__What you have to do__. With the pictures left out, copy the listing below exactly.

-- Supplied records start --

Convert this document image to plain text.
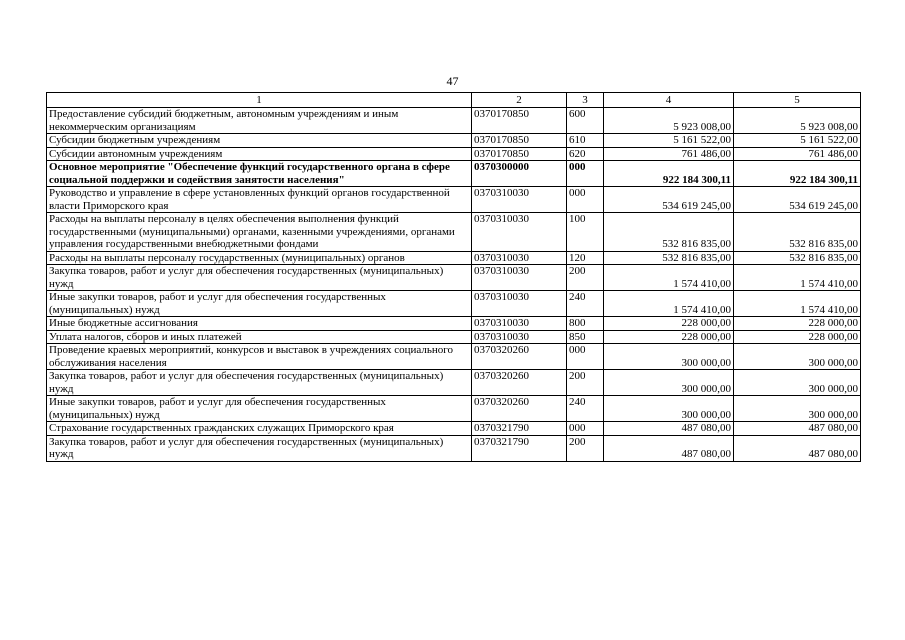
47
1	2	3	4	5
Предоставление субсидий бюджетным, автономным учреждениям и иным некоммерческим организациям	0370170850	600	5 923 008,00	5 923 008,00
Субсидии бюджетным учреждениям	0370170850	610	5 161 522,00	5 161 522,00
Субсидии автономным учреждениям	0370170850	620	761 486,00	761 486,00
Основное мероприятие "Обеспечение функций государственного органа в сфере социальной поддержки и содействия занятости населения"	0370300000	000	922 184 300,11	922 184 300,11
Руководство и управление в сфере установленных функций органов государственной власти Приморского края	0370310030	000	534 619 245,00	534 619 245,00
Расходы на выплаты персоналу в целях обеспечения выполнения функций государственными (муниципальными) органами, казенными учреждениями, органами управления государственными внебюджетными фондами	0370310030	100	532 816 835,00	532 816 835,00
Расходы на выплаты персоналу государственных (муниципальных) органов	0370310030	120	532 816 835,00	532 816 835,00
Закупка товаров, работ и услуг для обеспечения государственных (муниципальных) нужд	0370310030	200	1 574 410,00	1 574 410,00
Иные закупки товаров, работ и услуг для обеспечения государственных (муниципальных) нужд	0370310030	240	1 574 410,00	1 574 410,00
Иные бюджетные ассигнования	0370310030	800	228 000,00	228 000,00
Уплата налогов, сборов и иных платежей	0370310030	850	228 000,00	228 000,00
Проведение краевых мероприятий, конкурсов и выставок в учреждениях социального обслуживания населения	0370320260	000	300 000,00	300 000,00
Закупка товаров, работ и услуг для обеспечения государственных (муниципальных) нужд	0370320260	200	300 000,00	300 000,00
Иные закупки товаров, работ и услуг для обеспечения государственных (муниципальных) нужд	0370320260	240	300 000,00	300 000,00
Страхование государственных гражданских служащих Приморского края	0370321790	000	487 080,00	487 080,00
Закупка товаров, работ и услуг для обеспечения государственных (муниципальных) нужд	0370321790	200	487 080,00	487 080,00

-- Supplied records end --

__Task output__.
Convert this document image to plain text.
47
1	2	3	4	5
Предоставление субсидий бюджетным, автономным учреждениям и иным некоммерческим организациям	0370170850	600	5 923 008,00	5 923 008,00
Субсидии бюджетным учреждениям	0370170850	610	5 161 522,00	5 161 522,00
Субсидии автономным учреждениям	0370170850	620	761 486,00	761 486,00
Основное мероприятие "Обеспечение функций государственного органа в сфере социальной поддержки и содействия занятости населения"	0370300000	000	922 184 300,11	922 184 300,11
Руководство и управление в сфере установленных функций органов государственной власти Приморского края	0370310030	000	534 619 245,00	534 619 245,00
Расходы на выплаты персоналу в целях обеспечения выполнения функций государственными (муниципальными) органами, казенными учреждениями, органами управления государственными внебюджетными фондами	0370310030	100	532 816 835,00	532 816 835,00
Расходы на выплаты персоналу государственных (муниципальных) органов	0370310030	120	532 816 835,00	532 816 835,00
Закупка товаров, работ и услуг для обеспечения государственных (муниципальных) нужд	0370310030	200	1 574 410,00	1 574 410,00
Иные закупки товаров, работ и услуг для обеспечения государственных (муниципальных) нужд	0370310030	240	1 574 410,00	1 574 410,00
Иные бюджетные ассигнования	0370310030	800	228 000,00	228 000,00
Уплата налогов, сборов и иных платежей	0370310030	850	228 000,00	228 000,00
Проведение краевых мероприятий, конкурсов и выставок в учреждениях социального обслуживания населения	0370320260	000	300 000,00	300 000,00
Закупка товаров, работ и услуг для обеспечения государственных (муниципальных) нужд	0370320260	200	300 000,00	300 000,00
Иные закупки товаров, работ и услуг для обеспечения государственных (муниципальных) нужд	0370320260	240	300 000,00	300 000,00
Страхование государственных гражданских служащих Приморского края	0370321790	000	487 080,00	487 080,00
Закупка товаров, работ и услуг для обеспечения государственных (муниципальных) нужд	0370321790	200	487 080,00	487 080,00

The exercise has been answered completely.